**REQUIRED WORK:**
Copy out exactly each line from the line with "Give me a plain-text" through the last line of the material below.

**DATA SHOWN:**
— BEGIN —

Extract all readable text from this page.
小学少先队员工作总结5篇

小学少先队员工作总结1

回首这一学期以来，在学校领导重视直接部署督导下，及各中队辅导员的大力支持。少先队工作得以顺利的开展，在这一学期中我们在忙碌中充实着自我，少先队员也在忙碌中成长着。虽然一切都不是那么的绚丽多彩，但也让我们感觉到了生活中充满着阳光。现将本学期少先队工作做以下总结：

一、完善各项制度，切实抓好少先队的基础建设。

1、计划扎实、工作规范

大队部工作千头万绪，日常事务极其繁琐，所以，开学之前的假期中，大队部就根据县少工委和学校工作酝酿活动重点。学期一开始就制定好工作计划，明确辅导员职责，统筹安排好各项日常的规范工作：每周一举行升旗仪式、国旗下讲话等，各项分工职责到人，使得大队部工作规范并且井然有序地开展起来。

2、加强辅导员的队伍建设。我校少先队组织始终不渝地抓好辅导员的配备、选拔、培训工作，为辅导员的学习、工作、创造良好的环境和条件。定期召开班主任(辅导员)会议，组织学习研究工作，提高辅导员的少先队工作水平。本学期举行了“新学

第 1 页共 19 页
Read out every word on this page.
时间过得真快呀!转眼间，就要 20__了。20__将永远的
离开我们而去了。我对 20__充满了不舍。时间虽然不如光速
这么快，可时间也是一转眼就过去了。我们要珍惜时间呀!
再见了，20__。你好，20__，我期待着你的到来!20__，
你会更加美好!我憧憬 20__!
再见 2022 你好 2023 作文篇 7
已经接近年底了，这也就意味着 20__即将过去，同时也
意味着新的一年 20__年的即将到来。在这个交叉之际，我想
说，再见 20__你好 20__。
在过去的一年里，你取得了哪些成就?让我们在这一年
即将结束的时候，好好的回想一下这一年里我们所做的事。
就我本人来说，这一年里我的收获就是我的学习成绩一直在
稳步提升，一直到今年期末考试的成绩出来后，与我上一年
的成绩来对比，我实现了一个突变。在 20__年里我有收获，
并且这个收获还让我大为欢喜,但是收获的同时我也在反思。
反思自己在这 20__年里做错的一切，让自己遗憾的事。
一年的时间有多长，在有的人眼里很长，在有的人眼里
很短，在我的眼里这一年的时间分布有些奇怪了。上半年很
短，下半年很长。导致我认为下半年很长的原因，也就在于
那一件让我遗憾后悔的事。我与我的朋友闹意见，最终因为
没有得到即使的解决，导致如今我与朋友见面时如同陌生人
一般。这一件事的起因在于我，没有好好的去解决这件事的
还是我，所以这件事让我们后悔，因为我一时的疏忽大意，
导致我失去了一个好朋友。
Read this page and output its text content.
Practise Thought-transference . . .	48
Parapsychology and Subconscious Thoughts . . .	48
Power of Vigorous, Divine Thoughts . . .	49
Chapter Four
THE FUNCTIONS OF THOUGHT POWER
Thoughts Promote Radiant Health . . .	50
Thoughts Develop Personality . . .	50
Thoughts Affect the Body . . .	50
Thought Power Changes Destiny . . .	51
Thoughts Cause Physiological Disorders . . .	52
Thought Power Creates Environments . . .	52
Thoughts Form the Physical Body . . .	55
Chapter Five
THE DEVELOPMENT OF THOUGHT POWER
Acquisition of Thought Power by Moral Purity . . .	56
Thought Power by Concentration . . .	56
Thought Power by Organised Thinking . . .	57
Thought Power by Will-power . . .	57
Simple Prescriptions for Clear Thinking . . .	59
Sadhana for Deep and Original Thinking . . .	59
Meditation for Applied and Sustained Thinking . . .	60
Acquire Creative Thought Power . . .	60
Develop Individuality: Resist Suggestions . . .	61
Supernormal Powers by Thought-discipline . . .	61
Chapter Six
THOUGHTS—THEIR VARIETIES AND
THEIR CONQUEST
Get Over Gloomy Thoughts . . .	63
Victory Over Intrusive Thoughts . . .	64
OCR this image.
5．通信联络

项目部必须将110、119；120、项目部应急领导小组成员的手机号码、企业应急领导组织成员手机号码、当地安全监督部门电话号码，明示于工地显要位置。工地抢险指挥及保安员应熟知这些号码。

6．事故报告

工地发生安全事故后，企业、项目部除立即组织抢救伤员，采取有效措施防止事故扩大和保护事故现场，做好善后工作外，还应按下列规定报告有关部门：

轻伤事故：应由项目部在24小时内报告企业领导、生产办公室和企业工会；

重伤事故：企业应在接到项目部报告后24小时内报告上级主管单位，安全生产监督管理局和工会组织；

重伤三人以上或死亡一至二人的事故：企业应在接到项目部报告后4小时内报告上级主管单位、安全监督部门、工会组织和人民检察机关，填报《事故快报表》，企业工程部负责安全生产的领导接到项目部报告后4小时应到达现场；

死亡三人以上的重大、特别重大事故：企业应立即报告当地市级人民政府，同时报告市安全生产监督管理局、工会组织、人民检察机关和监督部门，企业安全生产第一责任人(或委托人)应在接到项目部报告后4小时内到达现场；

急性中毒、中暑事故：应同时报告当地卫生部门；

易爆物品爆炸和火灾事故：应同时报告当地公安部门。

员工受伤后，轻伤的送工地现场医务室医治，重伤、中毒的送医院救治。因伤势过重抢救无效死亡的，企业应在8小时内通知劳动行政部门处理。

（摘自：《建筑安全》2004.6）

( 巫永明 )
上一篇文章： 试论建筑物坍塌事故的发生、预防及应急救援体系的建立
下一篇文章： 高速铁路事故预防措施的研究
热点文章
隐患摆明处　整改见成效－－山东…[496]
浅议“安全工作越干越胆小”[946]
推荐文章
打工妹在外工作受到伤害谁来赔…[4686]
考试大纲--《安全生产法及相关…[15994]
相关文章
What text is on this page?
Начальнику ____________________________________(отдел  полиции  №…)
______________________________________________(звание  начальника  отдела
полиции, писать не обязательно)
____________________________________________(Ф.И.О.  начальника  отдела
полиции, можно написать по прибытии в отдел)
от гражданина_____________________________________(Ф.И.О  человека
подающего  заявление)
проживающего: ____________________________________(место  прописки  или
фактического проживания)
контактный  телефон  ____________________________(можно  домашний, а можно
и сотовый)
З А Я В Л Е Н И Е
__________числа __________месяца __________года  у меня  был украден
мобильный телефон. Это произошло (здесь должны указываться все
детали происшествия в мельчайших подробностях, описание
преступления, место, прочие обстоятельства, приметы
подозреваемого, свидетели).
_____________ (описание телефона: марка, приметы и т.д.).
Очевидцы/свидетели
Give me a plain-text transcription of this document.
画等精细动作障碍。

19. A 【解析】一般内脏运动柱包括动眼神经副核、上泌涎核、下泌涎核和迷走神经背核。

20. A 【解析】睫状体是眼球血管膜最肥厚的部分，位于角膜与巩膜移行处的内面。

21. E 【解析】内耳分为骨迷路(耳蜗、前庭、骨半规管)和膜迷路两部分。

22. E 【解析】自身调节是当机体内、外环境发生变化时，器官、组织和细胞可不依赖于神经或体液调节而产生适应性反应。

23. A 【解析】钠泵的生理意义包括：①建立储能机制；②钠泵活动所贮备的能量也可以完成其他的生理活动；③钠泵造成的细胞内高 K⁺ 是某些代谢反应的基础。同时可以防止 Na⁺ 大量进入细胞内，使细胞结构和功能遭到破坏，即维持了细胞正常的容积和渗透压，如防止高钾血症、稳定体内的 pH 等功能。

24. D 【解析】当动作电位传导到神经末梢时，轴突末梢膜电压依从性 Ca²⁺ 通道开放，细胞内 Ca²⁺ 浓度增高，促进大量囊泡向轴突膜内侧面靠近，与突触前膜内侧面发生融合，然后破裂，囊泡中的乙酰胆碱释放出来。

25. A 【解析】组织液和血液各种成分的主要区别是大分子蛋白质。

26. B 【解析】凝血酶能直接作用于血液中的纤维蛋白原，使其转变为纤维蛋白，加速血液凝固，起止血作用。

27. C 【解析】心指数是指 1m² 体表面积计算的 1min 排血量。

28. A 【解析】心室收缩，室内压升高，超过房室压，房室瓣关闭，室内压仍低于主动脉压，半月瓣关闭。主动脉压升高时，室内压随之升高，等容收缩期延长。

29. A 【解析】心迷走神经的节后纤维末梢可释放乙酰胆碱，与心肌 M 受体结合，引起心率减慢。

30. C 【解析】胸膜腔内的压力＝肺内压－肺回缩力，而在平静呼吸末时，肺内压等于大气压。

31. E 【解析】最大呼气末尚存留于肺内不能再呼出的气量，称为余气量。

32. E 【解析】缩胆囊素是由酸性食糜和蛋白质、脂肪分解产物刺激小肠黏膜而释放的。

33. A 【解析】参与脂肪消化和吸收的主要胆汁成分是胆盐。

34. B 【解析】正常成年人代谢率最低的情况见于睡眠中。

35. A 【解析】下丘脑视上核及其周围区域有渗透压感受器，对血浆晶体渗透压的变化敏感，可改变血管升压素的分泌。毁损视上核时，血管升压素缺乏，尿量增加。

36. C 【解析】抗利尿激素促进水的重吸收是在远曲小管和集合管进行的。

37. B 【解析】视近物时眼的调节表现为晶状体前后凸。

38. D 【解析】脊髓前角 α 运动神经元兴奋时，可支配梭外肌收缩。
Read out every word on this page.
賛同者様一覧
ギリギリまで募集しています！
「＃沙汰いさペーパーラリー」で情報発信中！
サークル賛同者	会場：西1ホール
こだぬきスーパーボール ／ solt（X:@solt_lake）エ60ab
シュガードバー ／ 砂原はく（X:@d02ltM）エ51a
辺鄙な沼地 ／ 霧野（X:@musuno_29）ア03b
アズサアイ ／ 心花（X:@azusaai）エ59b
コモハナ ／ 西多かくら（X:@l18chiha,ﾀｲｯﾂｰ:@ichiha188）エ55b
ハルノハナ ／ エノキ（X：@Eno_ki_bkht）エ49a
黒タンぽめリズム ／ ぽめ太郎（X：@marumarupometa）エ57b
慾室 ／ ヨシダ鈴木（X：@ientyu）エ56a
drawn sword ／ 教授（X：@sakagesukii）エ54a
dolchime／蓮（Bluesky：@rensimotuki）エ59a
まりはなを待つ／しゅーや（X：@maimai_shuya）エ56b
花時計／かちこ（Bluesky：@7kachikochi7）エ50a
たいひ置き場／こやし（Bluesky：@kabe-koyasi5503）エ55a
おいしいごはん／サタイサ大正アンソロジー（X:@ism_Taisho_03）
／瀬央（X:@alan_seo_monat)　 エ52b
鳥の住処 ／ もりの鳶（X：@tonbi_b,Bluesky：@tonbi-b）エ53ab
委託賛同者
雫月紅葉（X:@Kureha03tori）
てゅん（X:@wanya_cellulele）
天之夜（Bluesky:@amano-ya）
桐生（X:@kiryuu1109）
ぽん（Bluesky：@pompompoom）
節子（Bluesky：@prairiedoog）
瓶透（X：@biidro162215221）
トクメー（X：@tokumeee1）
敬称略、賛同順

— END —

**RIGHT ANSWER:**
Give me a plain-text transcription of this document.
画等精细动作障碍。

19. A 【解析】一般内脏运动柱包括动眼神经副核、上泌涎核、下泌涎核和迷走神经背核。

20. A 【解析】睫状体是眼球血管膜最肥厚的部分，位于角膜与巩膜移行处的内面。

21. E 【解析】内耳分为骨迷路(耳蜗、前庭、骨半规管)和膜迷路两部分。

22. E 【解析】自身调节是当机体内、外环境发生变化时，器官、组织和细胞可不依赖于神经或体液调节而产生适应性反应。

23. A 【解析】钠泵的生理意义包括：①建立储能机制；②钠泵活动所贮备的能量也可以完成其他的生理活动；③钠泵造成的细胞内高 K⁺ 是某些代谢反应的基础。同时可以防止 Na⁺ 大量进入细胞内，使细胞结构和功能遭到破坏，即维持了细胞正常的容积和渗透压，如防止高钾血症、稳定体内的 pH 等功能。

24. D 【解析】当动作电位传导到神经末梢时，轴突末梢膜电压依从性 Ca²⁺ 通道开放，细胞内 Ca²⁺ 浓度增高，促进大量囊泡向轴突膜内侧面靠近，与突触前膜内侧面发生融合，然后破裂，囊泡中的乙酰胆碱释放出来。

25. A 【解析】组织液和血液各种成分的主要区别是大分子蛋白质。

26. B 【解析】凝血酶能直接作用于血液中的纤维蛋白原，使其转变为纤维蛋白，加速血液凝固，起止血作用。

27. C 【解析】心指数是指 1m² 体表面积计算的 1min 排血量。

28. A 【解析】心室收缩，室内压升高，超过房室压，房室瓣关闭，室内压仍低于主动脉压，半月瓣关闭。主动脉压升高时，室内压随之升高，等容收缩期延长。

29. A 【解析】心迷走神经的节后纤维末梢可释放乙酰胆碱，与心肌 M 受体结合，引起心率减慢。

30. C 【解析】胸膜腔内的压力＝肺内压－肺回缩力，而在平静呼吸末时，肺内压等于大气压。

31. E 【解析】最大呼气末尚存留于肺内不能再呼出的气量，称为余气量。

32. E 【解析】缩胆囊素是由酸性食糜和蛋白质、脂肪分解产物刺激小肠黏膜而释放的。

33. A 【解析】参与脂肪消化和吸收的主要胆汁成分是胆盐。

34. B 【解析】正常成年人代谢率最低的情况见于睡眠中。

35. A 【解析】下丘脑视上核及其周围区域有渗透压感受器，对血浆晶体渗透压的变化敏感，可改变血管升压素的分泌。毁损视上核时，血管升压素缺乏，尿量增加。

36. C 【解析】抗利尿激素促进水的重吸收是在远曲小管和集合管进行的。

37. B 【解析】视近物时眼的调节表现为晶状体前后凸。

38. D 【解析】脊髓前角 α 运动神经元兴奋时，可支配梭外肌收缩。
Read out every word on this page.
賛同者様一覧
ギリギリまで募集しています！
「＃沙汰いさペーパーラリー」で情報発信中！
サークル賛同者	会場：西1ホール
こだぬきスーパーボール ／ solt（X:@solt_lake）エ60ab
シュガードバー ／ 砂原はく（X:@d02ltM）エ51a
辺鄙な沼地 ／ 霧野（X:@musuno_29）ア03b
アズサアイ ／ 心花（X:@azusaai）エ59b
コモハナ ／ 西多かくら（X:@l18chiha,ﾀｲｯﾂｰ:@ichiha188）エ55b
ハルノハナ ／ エノキ（X：@Eno_ki_bkht）エ49a
黒タンぽめリズム ／ ぽめ太郎（X：@marumarupometa）エ57b
慾室 ／ ヨシダ鈴木（X：@ientyu）エ56a
drawn sword ／ 教授（X：@sakagesukii）エ54a
dolchime／蓮（Bluesky：@rensimotuki）エ59a
まりはなを待つ／しゅーや（X：@maimai_shuya）エ56b
花時計／かちこ（Bluesky：@7kachikochi7）エ50a
たいひ置き場／こやし（Bluesky：@kabe-koyasi5503）エ55a
おいしいごはん／サタイサ大正アンソロジー（X:@ism_Taisho_03）
／瀬央（X:@alan_seo_monat)　 エ52b
鳥の住処 ／ もりの鳶（X：@tonbi_b,Bluesky：@tonbi-b）エ53ab
委託賛同者
雫月紅葉（X:@Kureha03tori）
てゅん（X:@wanya_cellulele）
天之夜（Bluesky:@amano-ya）
桐生（X:@kiryuu1109）
ぽん（Bluesky：@pompompoom）
節子（Bluesky：@prairiedoog）
瓶透（X：@biidro162215221）
トクメー（X：@tokumeee1）
敬称略、賛同順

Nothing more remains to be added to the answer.